» **JOB**
Go through each line of the records below and count those with the word "files"; give only the total.

» **GIVEN DATA**
------------------------------------------------
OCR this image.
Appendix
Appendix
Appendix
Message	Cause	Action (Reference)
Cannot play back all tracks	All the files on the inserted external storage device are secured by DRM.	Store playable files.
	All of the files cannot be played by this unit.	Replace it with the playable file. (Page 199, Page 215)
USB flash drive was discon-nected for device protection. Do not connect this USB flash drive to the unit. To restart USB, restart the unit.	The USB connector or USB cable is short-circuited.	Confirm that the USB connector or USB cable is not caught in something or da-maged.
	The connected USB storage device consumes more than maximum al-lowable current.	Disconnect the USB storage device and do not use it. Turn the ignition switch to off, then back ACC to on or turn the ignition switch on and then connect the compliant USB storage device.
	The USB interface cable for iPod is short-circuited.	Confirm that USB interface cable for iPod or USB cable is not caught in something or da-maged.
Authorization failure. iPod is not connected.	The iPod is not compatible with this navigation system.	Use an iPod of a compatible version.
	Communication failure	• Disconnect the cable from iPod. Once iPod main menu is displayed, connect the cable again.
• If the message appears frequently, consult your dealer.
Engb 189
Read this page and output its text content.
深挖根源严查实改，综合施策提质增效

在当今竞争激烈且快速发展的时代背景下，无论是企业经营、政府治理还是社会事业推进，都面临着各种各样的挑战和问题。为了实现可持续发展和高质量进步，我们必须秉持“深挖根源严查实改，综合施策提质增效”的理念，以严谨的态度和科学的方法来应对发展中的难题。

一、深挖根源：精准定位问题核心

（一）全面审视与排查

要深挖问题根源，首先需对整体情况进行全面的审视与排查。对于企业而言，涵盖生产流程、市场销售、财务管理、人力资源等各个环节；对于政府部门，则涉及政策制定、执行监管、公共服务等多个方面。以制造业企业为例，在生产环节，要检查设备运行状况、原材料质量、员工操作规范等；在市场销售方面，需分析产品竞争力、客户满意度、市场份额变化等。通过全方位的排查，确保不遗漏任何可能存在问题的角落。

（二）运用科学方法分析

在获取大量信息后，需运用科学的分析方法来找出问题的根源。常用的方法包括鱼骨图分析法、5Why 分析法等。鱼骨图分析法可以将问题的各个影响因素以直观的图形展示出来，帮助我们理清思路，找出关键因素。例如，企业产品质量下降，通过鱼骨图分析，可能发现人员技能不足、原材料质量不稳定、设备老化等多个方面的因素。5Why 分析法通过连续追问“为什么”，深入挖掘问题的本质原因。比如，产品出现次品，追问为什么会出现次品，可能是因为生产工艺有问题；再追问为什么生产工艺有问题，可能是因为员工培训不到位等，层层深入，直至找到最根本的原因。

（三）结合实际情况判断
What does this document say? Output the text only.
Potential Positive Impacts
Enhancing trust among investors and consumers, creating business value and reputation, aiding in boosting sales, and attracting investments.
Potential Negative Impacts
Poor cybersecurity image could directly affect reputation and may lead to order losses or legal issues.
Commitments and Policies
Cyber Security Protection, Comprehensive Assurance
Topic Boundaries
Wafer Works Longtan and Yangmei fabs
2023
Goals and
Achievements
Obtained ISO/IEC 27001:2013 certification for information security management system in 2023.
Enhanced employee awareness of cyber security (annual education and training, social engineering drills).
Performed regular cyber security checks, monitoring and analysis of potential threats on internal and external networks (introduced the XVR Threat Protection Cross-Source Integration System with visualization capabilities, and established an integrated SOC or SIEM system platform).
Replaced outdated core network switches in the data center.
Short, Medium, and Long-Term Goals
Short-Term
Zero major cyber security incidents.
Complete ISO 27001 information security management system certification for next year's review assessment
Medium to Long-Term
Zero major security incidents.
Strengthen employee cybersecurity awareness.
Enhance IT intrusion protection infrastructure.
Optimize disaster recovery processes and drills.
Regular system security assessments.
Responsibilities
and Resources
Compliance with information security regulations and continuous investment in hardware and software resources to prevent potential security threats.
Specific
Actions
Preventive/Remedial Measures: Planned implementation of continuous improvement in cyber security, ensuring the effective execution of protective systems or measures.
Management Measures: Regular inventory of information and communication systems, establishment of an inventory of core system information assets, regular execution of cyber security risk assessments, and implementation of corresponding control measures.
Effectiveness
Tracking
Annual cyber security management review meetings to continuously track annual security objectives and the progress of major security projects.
------------------------------------------------
» **EXPECTED ANSWER**
2